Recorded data

========================================================================

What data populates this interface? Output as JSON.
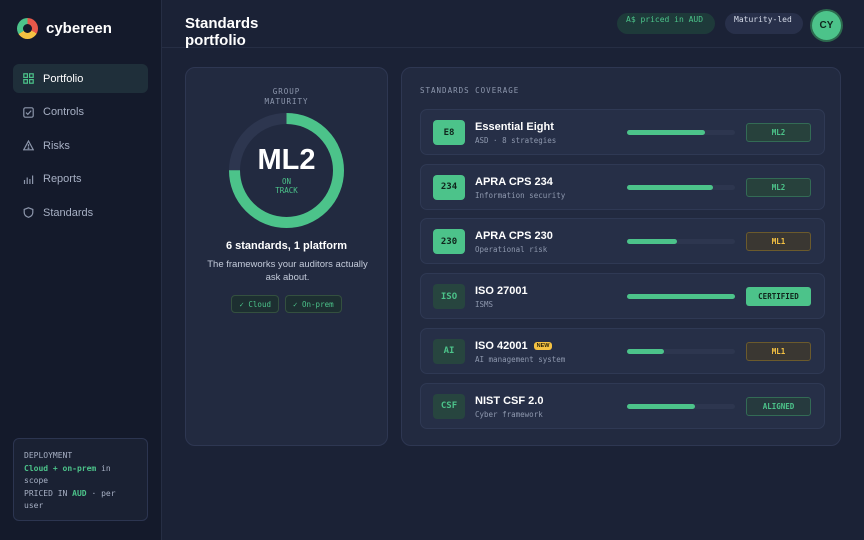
{
  "app": {
    "name": "cybereen"
  },
  "sidebar": {
    "items": [
      {
        "label": "Portfolio",
        "icon": "grid-icon",
        "active": true
      },
      {
        "label": "Controls",
        "icon": "checkbox-icon",
        "active": false
      },
      {
        "label": "Risks",
        "icon": "warning-icon",
        "active": false
      },
      {
        "label": "Reports",
        "icon": "bar-chart-icon",
        "active": false
      },
      {
        "label": "Standards",
        "icon": "shield-icon",
        "active": false
      }
    ],
    "deployment": {
      "heading": "DEPLOYMENT",
      "value": "Cloud + on-prem",
      "value_suffix": " in scope",
      "priced_prefix": "PRICED IN ",
      "currency": "AUD",
      "priced_suffix": " · per user"
    }
  },
  "header": {
    "title": "Standards portfolio",
    "pill_aud": "A$ priced in AUD",
    "pill_maturity": "Maturity-led",
    "avatar": "CY"
  },
  "maturity": {
    "label": "GROUP MATURITY",
    "value": "ML2",
    "status": "ON TRACK",
    "progress": 0.75,
    "headline": "6 standards, 1 platform",
    "subtext": "The frameworks your auditors actually ask about.",
    "chips": [
      "✓ Cloud",
      "✓ On-prem"
    ]
  },
  "coverage": {
    "label": "STANDARDS COVERAGE",
    "rows": [
      {
        "code": "E8",
        "name": "Essential Eight",
        "desc": "ASD · 8 strategies",
        "progress": 0.72,
        "status": "ML2",
        "status_kind": "ml2",
        "code_style": "on",
        "badge": ""
      },
      {
        "code": "234",
        "name": "APRA CPS 234",
        "desc": "Information security",
        "progress": 0.8,
        "status": "ML2",
        "status_kind": "ml2",
        "code_style": "on",
        "badge": ""
      },
      {
        "code": "230",
        "name": "APRA CPS 230",
        "desc": "Operational risk",
        "progress": 0.46,
        "status": "ML1",
        "status_kind": "ml1",
        "code_style": "on",
        "badge": ""
      },
      {
        "code": "ISO",
        "name": "ISO 27001",
        "desc": "ISMS",
        "progress": 1.0,
        "status": "CERTIFIED",
        "status_kind": "cert",
        "code_style": "off",
        "badge": ""
      },
      {
        "code": "AI",
        "name": "ISO 42001",
        "desc": "AI management system",
        "progress": 0.34,
        "status": "ML1",
        "status_kind": "ml1",
        "code_style": "off",
        "badge": "NEW"
      },
      {
        "code": "CSF",
        "name": "NIST CSF 2.0",
        "desc": "Cyber framework",
        "progress": 0.63,
        "status": "ALIGNED",
        "status_kind": "aligned",
        "code_style": "off",
        "badge": ""
      }
    ]
  },
  "colors": {
    "accent": "#4cc38a",
    "warning": "#f5c242",
    "background": "#1b2236"
  }
}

========================================================================

Directive: All of the material above is to be copied exactly, except for its images.

Output below:
What data populates this interface? Output as JSON.
{
  "app": {
    "name": "cybereen"
  },
  "sidebar": {
    "items": [
      {
        "label": "Portfolio",
        "icon": "grid-icon",
        "active": true
      },
      {
        "label": "Controls",
        "icon": "checkbox-icon",
        "active": false
      },
      {
        "label": "Risks",
        "icon": "warning-icon",
        "active": false
      },
      {
        "label": "Reports",
        "icon": "bar-chart-icon",
        "active": false
      },
      {
        "label": "Standards",
        "icon": "shield-icon",
        "active": false
      }
    ],
    "deployment": {
      "heading": "DEPLOYMENT",
      "value": "Cloud + on-prem",
      "value_suffix": " in scope",
      "priced_prefix": "PRICED IN ",
      "currency": "AUD",
      "priced_suffix": " · per user"
    }
  },
  "header": {
    "title": "Standards portfolio",
    "pill_aud": "A$ priced in AUD",
    "pill_maturity": "Maturity-led",
    "avatar": "CY"
  },
  "maturity": {
    "label": "GROUP MATURITY",
    "value": "ML2",
    "status": "ON TRACK",
    "progress": 0.75,
    "headline": "6 standards, 1 platform",
    "subtext": "The frameworks your auditors actually ask about.",
    "chips": [
      "✓ Cloud",
      "✓ On-prem"
    ]
  },
  "coverage": {
    "label": "STANDARDS COVERAGE",
    "rows": [
      {
        "code": "E8",
        "name": "Essential Eight",
        "desc": "ASD · 8 strategies",
        "progress": 0.72,
        "status": "ML2",
        "status_kind": "ml2",
        "code_style": "on",
        "badge": ""
      },
      {
        "code": "234",
        "name": "APRA CPS 234",
        "desc": "Information security",
        "progress": 0.8,
        "status": "ML2",
        "status_kind": "ml2",
        "code_style": "on",
        "badge": ""
      },
      {
        "code": "230",
        "name": "APRA CPS 230",
        "desc": "Operational risk",
        "progress": 0.46,
        "status": "ML1",
        "status_kind": "ml1",
        "code_style": "on",
        "badge": ""
      },
      {
        "code": "ISO",
        "name": "ISO 27001",
        "desc": "ISMS",
        "progress": 1.0,
        "status": "CERTIFIED",
        "status_kind": "cert",
        "code_style": "off",
        "badge": ""
      },
      {
        "code": "AI",
        "name": "ISO 42001",
        "desc": "AI management system",
        "progress": 0.34,
        "status": "ML1",
        "status_kind": "ml1",
        "code_style": "off",
        "badge": "NEW"
      },
      {
        "code": "CSF",
        "name": "NIST CSF 2.0",
        "desc": "Cyber framework",
        "progress": 0.63,
        "status": "ALIGNED",
        "status_kind": "aligned",
        "code_style": "off",
        "badge": ""
      }
    ]
  },
  "colors": {
    "accent": "#4cc38a",
    "warning": "#f5c242",
    "background": "#1b2236"
  }
}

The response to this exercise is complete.